Write the data out again in full, with no departure from the original.

**Data for the task:**
*****

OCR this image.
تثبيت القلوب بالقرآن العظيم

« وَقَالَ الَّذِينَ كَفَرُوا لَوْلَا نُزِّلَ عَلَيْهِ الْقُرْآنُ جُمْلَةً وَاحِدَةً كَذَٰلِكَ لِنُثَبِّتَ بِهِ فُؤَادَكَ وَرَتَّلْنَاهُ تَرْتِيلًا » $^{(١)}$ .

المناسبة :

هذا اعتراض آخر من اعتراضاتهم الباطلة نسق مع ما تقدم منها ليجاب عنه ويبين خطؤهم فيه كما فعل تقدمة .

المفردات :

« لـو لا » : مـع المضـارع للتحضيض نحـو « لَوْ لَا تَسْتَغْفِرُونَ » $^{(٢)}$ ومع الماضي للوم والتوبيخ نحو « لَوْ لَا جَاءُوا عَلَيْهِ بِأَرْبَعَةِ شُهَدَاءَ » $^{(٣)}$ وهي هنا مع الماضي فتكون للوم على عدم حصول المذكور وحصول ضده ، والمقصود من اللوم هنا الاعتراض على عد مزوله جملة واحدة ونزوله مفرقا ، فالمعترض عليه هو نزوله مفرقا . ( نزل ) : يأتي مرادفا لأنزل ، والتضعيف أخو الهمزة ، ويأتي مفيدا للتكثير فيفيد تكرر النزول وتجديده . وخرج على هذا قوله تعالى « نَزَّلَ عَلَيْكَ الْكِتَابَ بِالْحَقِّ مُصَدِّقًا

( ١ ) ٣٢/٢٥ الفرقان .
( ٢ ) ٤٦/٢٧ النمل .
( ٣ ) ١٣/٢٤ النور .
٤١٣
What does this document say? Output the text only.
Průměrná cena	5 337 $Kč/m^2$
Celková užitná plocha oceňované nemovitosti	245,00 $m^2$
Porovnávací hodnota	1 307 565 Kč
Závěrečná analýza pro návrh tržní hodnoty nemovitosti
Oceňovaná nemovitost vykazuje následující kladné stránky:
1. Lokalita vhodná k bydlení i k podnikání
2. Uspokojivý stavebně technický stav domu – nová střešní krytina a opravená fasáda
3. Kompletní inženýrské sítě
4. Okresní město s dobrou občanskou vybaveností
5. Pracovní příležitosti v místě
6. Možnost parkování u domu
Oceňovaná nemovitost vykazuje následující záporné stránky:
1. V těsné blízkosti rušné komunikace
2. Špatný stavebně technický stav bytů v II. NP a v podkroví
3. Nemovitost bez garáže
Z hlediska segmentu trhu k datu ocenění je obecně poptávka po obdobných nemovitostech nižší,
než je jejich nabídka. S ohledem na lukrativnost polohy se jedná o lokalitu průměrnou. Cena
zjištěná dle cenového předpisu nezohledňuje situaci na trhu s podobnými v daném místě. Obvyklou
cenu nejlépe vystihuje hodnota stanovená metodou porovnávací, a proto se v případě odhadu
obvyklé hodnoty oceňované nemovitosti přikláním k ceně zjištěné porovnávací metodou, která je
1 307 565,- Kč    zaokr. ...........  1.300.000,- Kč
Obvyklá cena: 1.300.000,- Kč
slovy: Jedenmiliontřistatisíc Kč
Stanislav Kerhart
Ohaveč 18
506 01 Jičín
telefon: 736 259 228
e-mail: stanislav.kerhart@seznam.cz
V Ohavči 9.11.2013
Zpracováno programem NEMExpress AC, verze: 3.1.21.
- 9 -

*****

**Answer to this task:**
OCR this image.
تثبيت القلوب بالقرآن العظيم

« وَقَالَ الَّذِينَ كَفَرُوا لَوْلَا نُزِّلَ عَلَيْهِ الْقُرْآنُ جُمْلَةً وَاحِدَةً كَذَٰلِكَ لِنُثَبِّتَ بِهِ فُؤَادَكَ وَرَتَّلْنَاهُ تَرْتِيلًا » $^{(١)}$ .

المناسبة :

هذا اعتراض آخر من اعتراضاتهم الباطلة نسق مع ما تقدم منها ليجاب عنه ويبين خطؤهم فيه كما فعل تقدمة .

المفردات :

« لـو لا » : مـع المضـارع للتحضيض نحـو « لَوْ لَا تَسْتَغْفِرُونَ » $^{(٢)}$ ومع الماضي للوم والتوبيخ نحو « لَوْ لَا جَاءُوا عَلَيْهِ بِأَرْبَعَةِ شُهَدَاءَ » $^{(٣)}$ وهي هنا مع الماضي فتكون للوم على عدم حصول المذكور وحصول ضده ، والمقصود من اللوم هنا الاعتراض على عد مزوله جملة واحدة ونزوله مفرقا ، فالمعترض عليه هو نزوله مفرقا . ( نزل ) : يأتي مرادفا لأنزل ، والتضعيف أخو الهمزة ، ويأتي مفيدا للتكثير فيفيد تكرر النزول وتجديده . وخرج على هذا قوله تعالى « نَزَّلَ عَلَيْكَ الْكِتَابَ بِالْحَقِّ مُصَدِّقًا

( ١ ) ٣٢/٢٥ الفرقان .
( ٢ ) ٤٦/٢٧ النمل .
( ٣ ) ١٣/٢٤ النور .
٤١٣
What does this document say? Output the text only.
Průměrná cena	5 337 $Kč/m^2$
Celková užitná plocha oceňované nemovitosti	245,00 $m^2$
Porovnávací hodnota	1 307 565 Kč
Závěrečná analýza pro návrh tržní hodnoty nemovitosti
Oceňovaná nemovitost vykazuje následující kladné stránky:
1. Lokalita vhodná k bydlení i k podnikání
2. Uspokojivý stavebně technický stav domu – nová střešní krytina a opravená fasáda
3. Kompletní inženýrské sítě
4. Okresní město s dobrou občanskou vybaveností
5. Pracovní příležitosti v místě
6. Možnost parkování u domu
Oceňovaná nemovitost vykazuje následující záporné stránky:
1. V těsné blízkosti rušné komunikace
2. Špatný stavebně technický stav bytů v II. NP a v podkroví
3. Nemovitost bez garáže
Z hlediska segmentu trhu k datu ocenění je obecně poptávka po obdobných nemovitostech nižší,
než je jejich nabídka. S ohledem na lukrativnost polohy se jedná o lokalitu průměrnou. Cena
zjištěná dle cenového předpisu nezohledňuje situaci na trhu s podobnými v daném místě. Obvyklou
cenu nejlépe vystihuje hodnota stanovená metodou porovnávací, a proto se v případě odhadu
obvyklé hodnoty oceňované nemovitosti přikláním k ceně zjištěné porovnávací metodou, která je
1 307 565,- Kč    zaokr. ...........  1.300.000,- Kč
Obvyklá cena: 1.300.000,- Kč
slovy: Jedenmiliontřistatisíc Kč
Stanislav Kerhart
Ohaveč 18
506 01 Jičín
telefon: 736 259 228
e-mail: stanislav.kerhart@seznam.cz
V Ohavči 9.11.2013
Zpracováno programem NEMExpress AC, verze: 3.1.21.
- 9 -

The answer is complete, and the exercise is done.